- Theatrical release poster
- Spanish: Las Vegas, 500 milliones
- Directed by: Antonio Isasi-Isasmendi
- Screenplay by: Antonio Isasi-Isasmendi; Lluis Josep Comeron; Jorge Illa; Jo Eisinger;
- Based on: Les Hommes De Las Vegas by André Lay [fr]
- Produced by: Antonio Isasi-Isasmendi
- Starring: Gary Lockwood; Elke Sommer; Lee J. Cobb; Jack Palance; Jean Servais; Roger Hanin;
- Cinematography: Juan Gelpí
- Edited by: Emilio Rodríguez Elena Jaumandreu
- Music by: Georges Garvarentz
- Production company: Isasi Producciones Cinematograficas; Capitole Films; Eichberg Film; Franca Film; ;
- Distributed by: Cineriz (Italy) Constantin Film (West Germany & Austria) Warner Bros.-Seven Arts (international)
- Release dates: 31 October 1968 (Spain); 17 January 1969 (France); 6 February 1969 (Italy); 7 March 1969 (West Germany);
- Running time: 129 minutes
- Country: Spain; France; Italy; West Germany; ;
- Language: English;

= They Came to Rob Las Vegas =

1968 film by Antonio Isasi-Isasmendi

They Came to Rob Las Vegas (Las Vegas, 500 milliones) is a 1968 heist film directed and produced by Antonio Isasi-Isasmendi, and starring Gary Lockwood, Elke Sommer, Lee J. Cobb, Jack Palance, Jean Servais and Roger Hanin. The storyline concerns a crime outfit who plan a heist to rob a hi-tech truck containing $7 million in Las Vegas. It is based on the novel Les Hommes de Las Vegas (lit. "The Men of Las Vegas") by French author André Lay.

The film was a co-production between Spanish, French, Italian, and West German companies. It won Best Film and Best Director (for Isai-Isasmendi) at the 1969 CEC Awards.

==Plot==
Steve Skorsky has built himself a reputation in security transport for financial institutions. His security trucks are considered impregnable with armed guards and computer controlled routing. No one has ever successfully raided a Skorsky truck until now.

Ex-mobster Gino Vincenzo escapes from prison and plans to rob a Skorsky truck with his brother Tony in an armed assault, but Tony turns down the idea saying it needs more planning. Gino goes ahead anyway and he and his gang are killed in the attempt.

Item position entries
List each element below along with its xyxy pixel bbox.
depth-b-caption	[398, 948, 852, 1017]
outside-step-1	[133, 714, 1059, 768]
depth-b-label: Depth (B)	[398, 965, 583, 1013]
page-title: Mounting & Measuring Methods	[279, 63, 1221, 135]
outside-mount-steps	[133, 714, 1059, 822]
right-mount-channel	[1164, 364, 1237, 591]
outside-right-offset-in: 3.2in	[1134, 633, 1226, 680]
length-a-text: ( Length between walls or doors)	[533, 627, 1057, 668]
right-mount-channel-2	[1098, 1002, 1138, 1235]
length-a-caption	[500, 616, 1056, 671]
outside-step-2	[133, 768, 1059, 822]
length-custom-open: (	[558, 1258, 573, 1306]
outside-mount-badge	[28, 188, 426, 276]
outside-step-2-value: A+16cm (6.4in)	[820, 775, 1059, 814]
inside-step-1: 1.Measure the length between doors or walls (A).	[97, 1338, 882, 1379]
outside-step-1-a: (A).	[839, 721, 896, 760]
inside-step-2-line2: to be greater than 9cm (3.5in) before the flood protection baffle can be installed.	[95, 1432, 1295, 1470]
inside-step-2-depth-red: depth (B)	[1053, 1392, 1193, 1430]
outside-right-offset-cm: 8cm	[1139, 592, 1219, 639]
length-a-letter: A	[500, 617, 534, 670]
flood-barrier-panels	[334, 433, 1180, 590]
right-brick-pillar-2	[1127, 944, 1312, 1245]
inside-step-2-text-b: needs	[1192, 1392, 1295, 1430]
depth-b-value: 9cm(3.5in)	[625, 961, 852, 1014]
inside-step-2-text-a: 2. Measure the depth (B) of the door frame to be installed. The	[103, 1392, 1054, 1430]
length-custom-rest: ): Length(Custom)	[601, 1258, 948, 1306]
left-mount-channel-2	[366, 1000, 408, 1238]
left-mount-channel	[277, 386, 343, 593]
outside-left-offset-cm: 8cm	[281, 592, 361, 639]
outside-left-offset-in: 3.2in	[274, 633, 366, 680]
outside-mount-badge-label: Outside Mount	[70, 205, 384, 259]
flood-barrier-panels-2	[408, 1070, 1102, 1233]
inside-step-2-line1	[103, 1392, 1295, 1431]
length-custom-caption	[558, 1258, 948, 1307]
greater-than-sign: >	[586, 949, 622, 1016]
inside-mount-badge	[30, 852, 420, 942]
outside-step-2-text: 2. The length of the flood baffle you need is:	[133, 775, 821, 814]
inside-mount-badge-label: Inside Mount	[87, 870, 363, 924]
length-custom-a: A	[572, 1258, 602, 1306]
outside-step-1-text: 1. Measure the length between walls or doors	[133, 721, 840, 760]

Directions for this task ::
Rewrite the article about They Came to Rob Las Vegas, starting at "- Release dates: 31" and ending at "author André Lay.", with "heist film" replaced by "crime film".

Finished exercise ::
- Release dates: 31 October 1968 (Spain); 17 January 1969 (France); 6 February 1969 (Italy); 7 March 1969 (West Germany);
- Running time: 129 minutes
- Country: Spain; France; Italy; West Germany; ;
- Language: English;

= They Came to Rob Las Vegas =

1968 film by Antonio Isasi-Isasmendi

They Came to Rob Las Vegas (Las Vegas, 500 milliones) is a 1968 crime film directed and produced by Antonio Isasi-Isasmendi, and starring Gary Lockwood, Elke Sommer, Lee J. Cobb, Jack Palance, Jean Servais and Roger Hanin. The storyline concerns a crime outfit who plan a heist to rob a hi-tech truck containing $7 million in Las Vegas. It is based on the novel Les Hommes de Las Vegas (lit. "The Men of Las Vegas") by French author André Lay.